▶ [REQUEST]: Word for word, restate every line of the listing that follows.

** Start **

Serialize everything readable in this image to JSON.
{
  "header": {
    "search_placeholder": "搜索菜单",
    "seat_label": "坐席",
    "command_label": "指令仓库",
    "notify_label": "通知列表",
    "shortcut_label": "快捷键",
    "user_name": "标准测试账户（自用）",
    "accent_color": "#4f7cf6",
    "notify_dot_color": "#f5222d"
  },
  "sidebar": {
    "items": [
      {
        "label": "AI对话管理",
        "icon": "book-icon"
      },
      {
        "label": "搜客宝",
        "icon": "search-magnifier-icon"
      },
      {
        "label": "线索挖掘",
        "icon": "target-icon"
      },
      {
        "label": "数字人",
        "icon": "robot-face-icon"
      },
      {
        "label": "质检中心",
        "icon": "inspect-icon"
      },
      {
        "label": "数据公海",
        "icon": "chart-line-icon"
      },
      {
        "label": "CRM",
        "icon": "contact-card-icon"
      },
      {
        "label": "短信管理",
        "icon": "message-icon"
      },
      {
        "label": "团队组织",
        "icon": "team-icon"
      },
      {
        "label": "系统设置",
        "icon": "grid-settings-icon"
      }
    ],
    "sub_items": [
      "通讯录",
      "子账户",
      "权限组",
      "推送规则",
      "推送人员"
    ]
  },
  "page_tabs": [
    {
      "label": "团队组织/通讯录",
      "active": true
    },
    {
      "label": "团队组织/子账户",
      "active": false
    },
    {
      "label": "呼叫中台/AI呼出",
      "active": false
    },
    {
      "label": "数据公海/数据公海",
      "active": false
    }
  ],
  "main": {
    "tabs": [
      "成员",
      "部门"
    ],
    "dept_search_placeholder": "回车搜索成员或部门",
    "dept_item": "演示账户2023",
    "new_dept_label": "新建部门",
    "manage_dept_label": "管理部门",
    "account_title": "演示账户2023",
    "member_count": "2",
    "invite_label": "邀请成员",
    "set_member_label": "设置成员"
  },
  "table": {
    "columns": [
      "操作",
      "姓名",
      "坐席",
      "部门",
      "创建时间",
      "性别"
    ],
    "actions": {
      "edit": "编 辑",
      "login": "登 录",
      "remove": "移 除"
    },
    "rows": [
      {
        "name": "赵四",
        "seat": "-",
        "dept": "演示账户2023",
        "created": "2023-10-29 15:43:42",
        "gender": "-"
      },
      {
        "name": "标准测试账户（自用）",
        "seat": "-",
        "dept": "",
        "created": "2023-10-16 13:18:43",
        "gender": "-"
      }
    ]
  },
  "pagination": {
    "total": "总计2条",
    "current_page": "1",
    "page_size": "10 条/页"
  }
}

** End **

▶ [TASK ANSWER]:
Serialize everything readable in this image to JSON.
{
  "header": {
    "search_placeholder": "搜索菜单",
    "seat_label": "坐席",
    "command_label": "指令仓库",
    "notify_label": "通知列表",
    "shortcut_label": "快捷键",
    "user_name": "标准测试账户（自用）",
    "accent_color": "#4f7cf6",
    "notify_dot_color": "#f5222d"
  },
  "sidebar": {
    "items": [
      {
        "label": "AI对话管理",
        "icon": "book-icon"
      },
      {
        "label": "搜客宝",
        "icon": "search-magnifier-icon"
      },
      {
        "label": "线索挖掘",
        "icon": "target-icon"
      },
      {
        "label": "数字人",
        "icon": "robot-face-icon"
      },
      {
        "label": "质检中心",
        "icon": "inspect-icon"
      },
      {
        "label": "数据公海",
        "icon": "chart-line-icon"
      },
      {
        "label": "CRM",
        "icon": "contact-card-icon"
      },
      {
        "label": "短信管理",
        "icon": "message-icon"
      },
      {
        "label": "团队组织",
        "icon": "team-icon"
      },
      {
        "label": "系统设置",
        "icon": "grid-settings-icon"
      }
    ],
    "sub_items": [
      "通讯录",
      "子账户",
      "权限组",
      "推送规则",
      "推送人员"
    ]
  },
  "page_tabs": [
    {
      "label": "团队组织/通讯录",
      "active": true
    },
    {
      "label": "团队组织/子账户",
      "active": false
    },
    {
      "label": "呼叫中台/AI呼出",
      "active": false
    },
    {
      "label": "数据公海/数据公海",
      "active": false
    }
  ],
  "main": {
    "tabs": [
      "成员",
      "部门"
    ],
    "dept_search_placeholder": "回车搜索成员或部门",
    "dept_item": "演示账户2023",
    "new_dept_label": "新建部门",
    "manage_dept_label": "管理部门",
    "account_title": "演示账户2023",
    "member_count": "2",
    "invite_label": "邀请成员",
    "set_member_label": "设置成员"
  },
  "table": {
    "columns": [
      "操作",
      "姓名",
      "坐席",
      "部门",
      "创建时间",
      "性别"
    ],
    "actions": {
      "edit": "编 辑",
      "login": "登 录",
      "remove": "移 除"
    },
    "rows": [
      {
        "name": "赵四",
        "seat": "-",
        "dept": "演示账户2023",
        "created": "2023-10-29 15:43:42",
        "gender": "-"
      },
      {
        "name": "标准测试账户（自用）",
        "seat": "-",
        "dept": "",
        "created": "2023-10-16 13:18:43",
        "gender": "-"
      }
    ]
  },
  "pagination": {
    "total": "总计2条",
    "current_page": "1",
    "page_size": "10 条/页"
  }
}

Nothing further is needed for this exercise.